• Raw records
= = =

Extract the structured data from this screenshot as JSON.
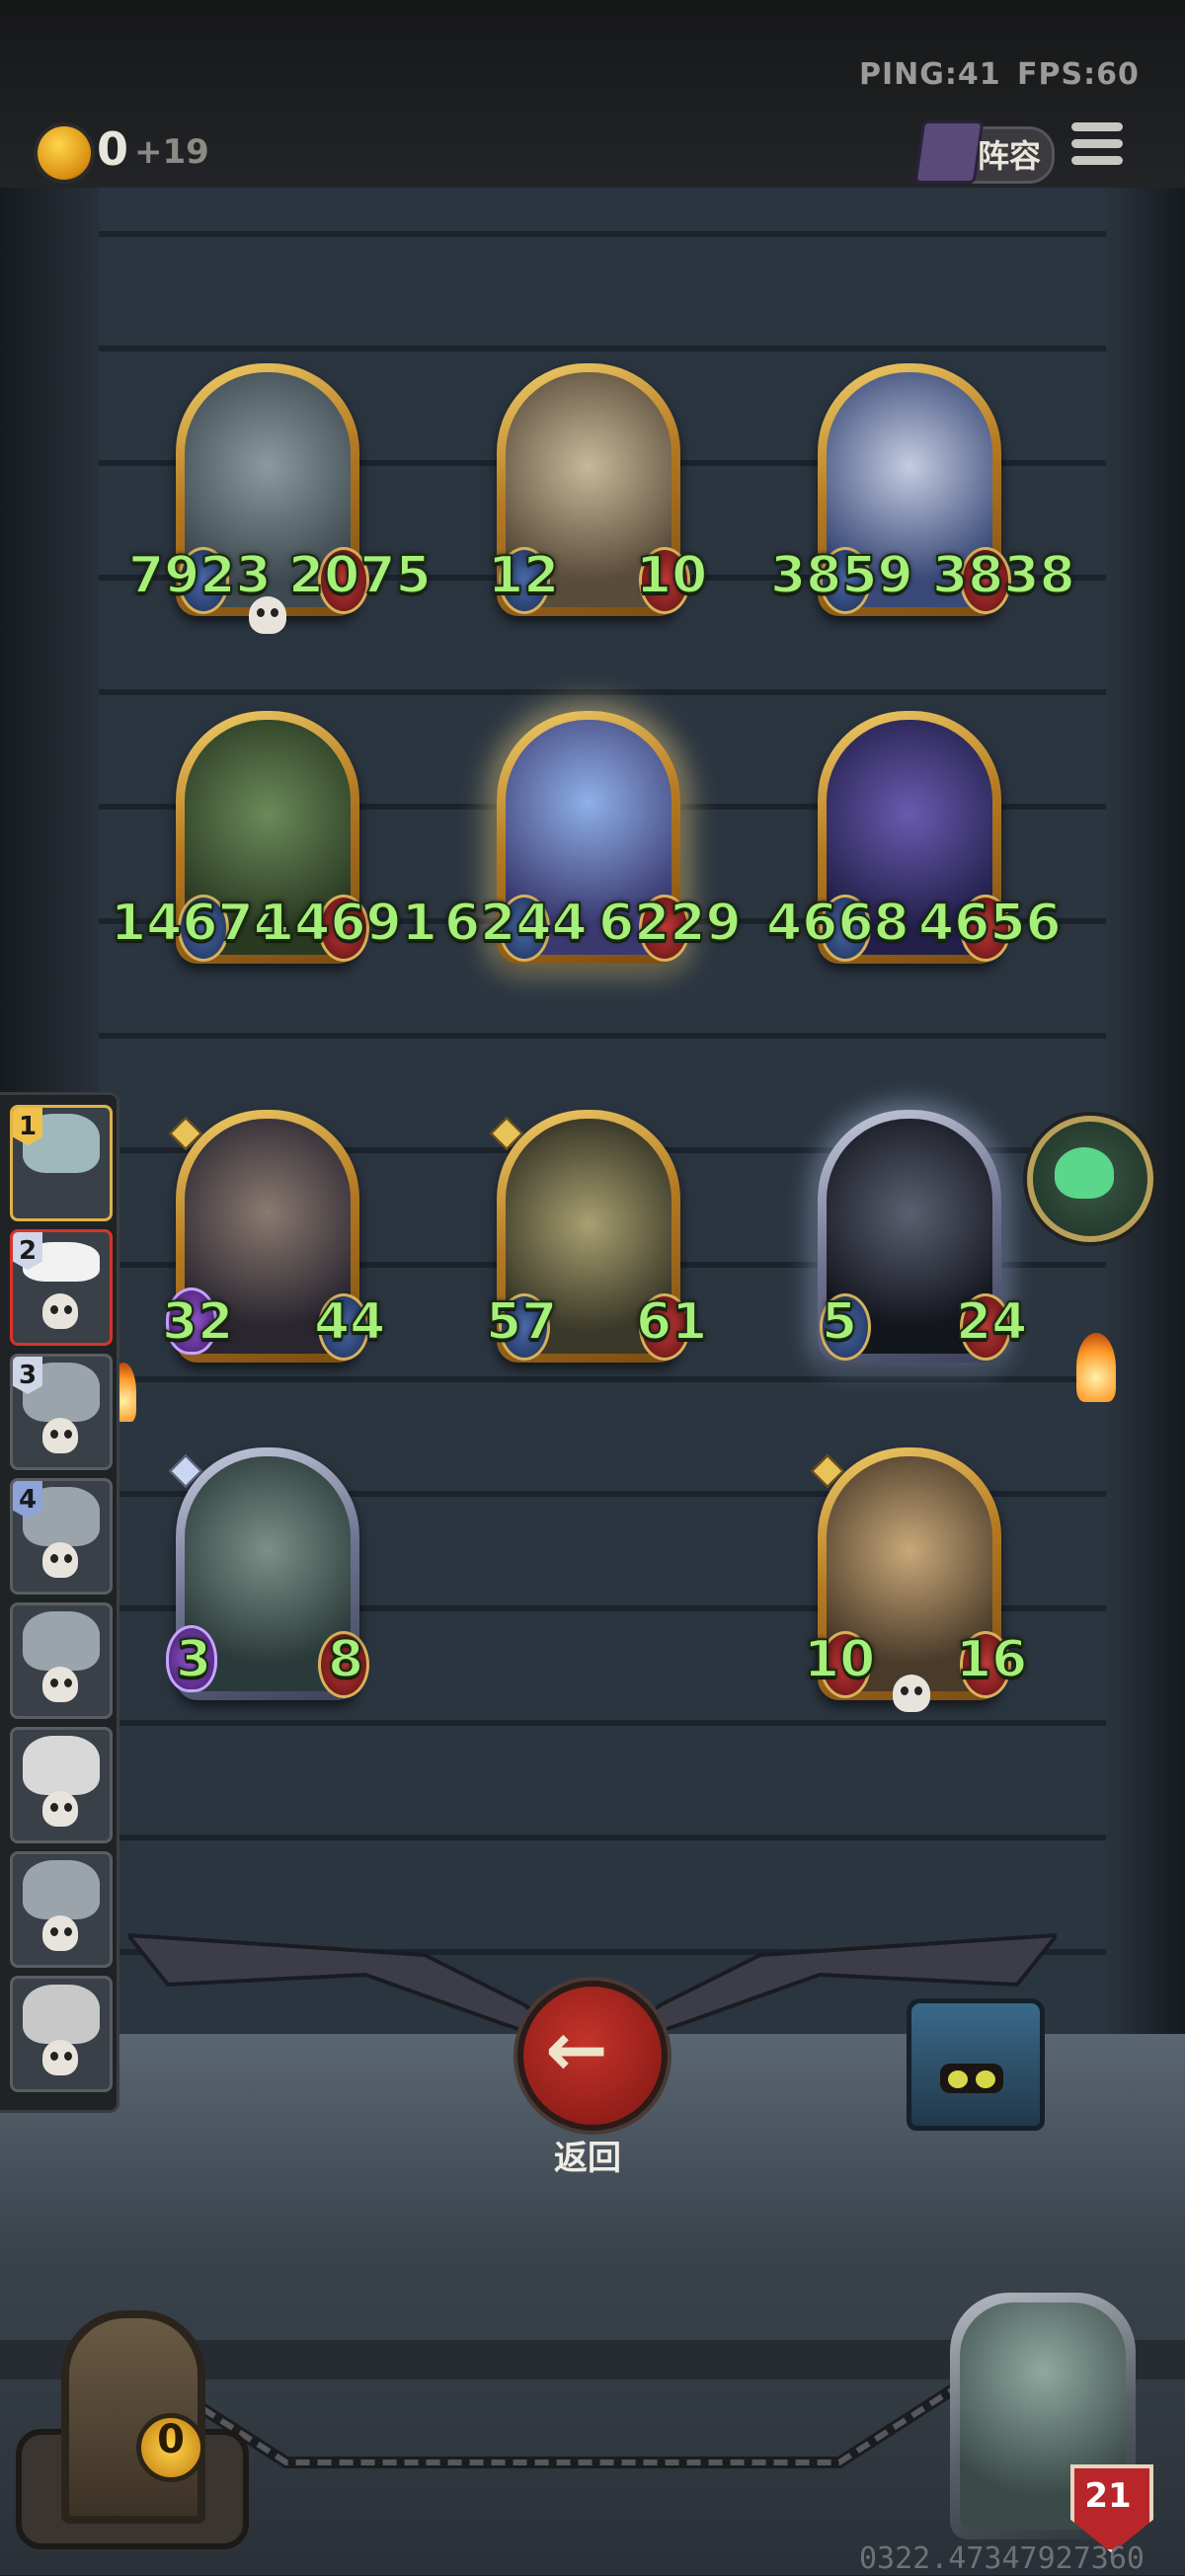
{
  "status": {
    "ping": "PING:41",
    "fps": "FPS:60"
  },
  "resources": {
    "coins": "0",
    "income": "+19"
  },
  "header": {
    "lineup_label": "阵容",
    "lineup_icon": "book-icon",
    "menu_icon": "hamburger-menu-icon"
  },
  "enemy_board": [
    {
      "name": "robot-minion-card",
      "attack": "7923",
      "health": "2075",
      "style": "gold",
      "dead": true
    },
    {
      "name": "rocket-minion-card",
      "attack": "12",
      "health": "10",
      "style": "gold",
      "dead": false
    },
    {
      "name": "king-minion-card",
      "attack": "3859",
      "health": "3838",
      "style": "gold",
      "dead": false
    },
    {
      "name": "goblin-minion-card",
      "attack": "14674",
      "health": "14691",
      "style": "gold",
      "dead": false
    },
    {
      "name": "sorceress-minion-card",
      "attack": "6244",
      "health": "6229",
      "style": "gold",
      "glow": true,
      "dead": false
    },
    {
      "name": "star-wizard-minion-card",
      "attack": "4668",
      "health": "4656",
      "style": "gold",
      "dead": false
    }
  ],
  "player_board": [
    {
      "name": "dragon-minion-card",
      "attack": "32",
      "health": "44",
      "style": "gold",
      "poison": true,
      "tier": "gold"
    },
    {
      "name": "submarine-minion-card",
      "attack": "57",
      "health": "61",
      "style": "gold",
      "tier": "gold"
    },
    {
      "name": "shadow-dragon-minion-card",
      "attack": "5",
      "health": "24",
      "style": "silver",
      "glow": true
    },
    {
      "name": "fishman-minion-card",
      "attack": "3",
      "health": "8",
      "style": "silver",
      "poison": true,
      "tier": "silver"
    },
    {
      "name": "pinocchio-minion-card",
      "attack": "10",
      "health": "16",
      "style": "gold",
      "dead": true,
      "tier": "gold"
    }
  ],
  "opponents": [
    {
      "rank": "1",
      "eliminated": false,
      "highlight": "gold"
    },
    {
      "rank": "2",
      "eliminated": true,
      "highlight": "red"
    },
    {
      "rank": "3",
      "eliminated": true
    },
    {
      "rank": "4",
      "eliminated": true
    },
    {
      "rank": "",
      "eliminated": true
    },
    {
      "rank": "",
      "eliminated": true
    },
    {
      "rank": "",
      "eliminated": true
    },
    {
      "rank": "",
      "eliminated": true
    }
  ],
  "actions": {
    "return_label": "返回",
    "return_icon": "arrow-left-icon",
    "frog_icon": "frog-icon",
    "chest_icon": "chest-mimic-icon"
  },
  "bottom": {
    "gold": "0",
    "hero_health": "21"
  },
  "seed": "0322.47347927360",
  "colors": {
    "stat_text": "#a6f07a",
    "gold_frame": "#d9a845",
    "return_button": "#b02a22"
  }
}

= = =

• Exercise brief
Pull every line holding "icon" out of the records.

• Written answer
    "lineup_icon": "book-icon",
    "menu_icon": "hamburger-menu-icon"
    "return_icon": "arrow-left-icon",
    "frog_icon": "frog-icon",
    "chest_icon": "chest-mimic-icon"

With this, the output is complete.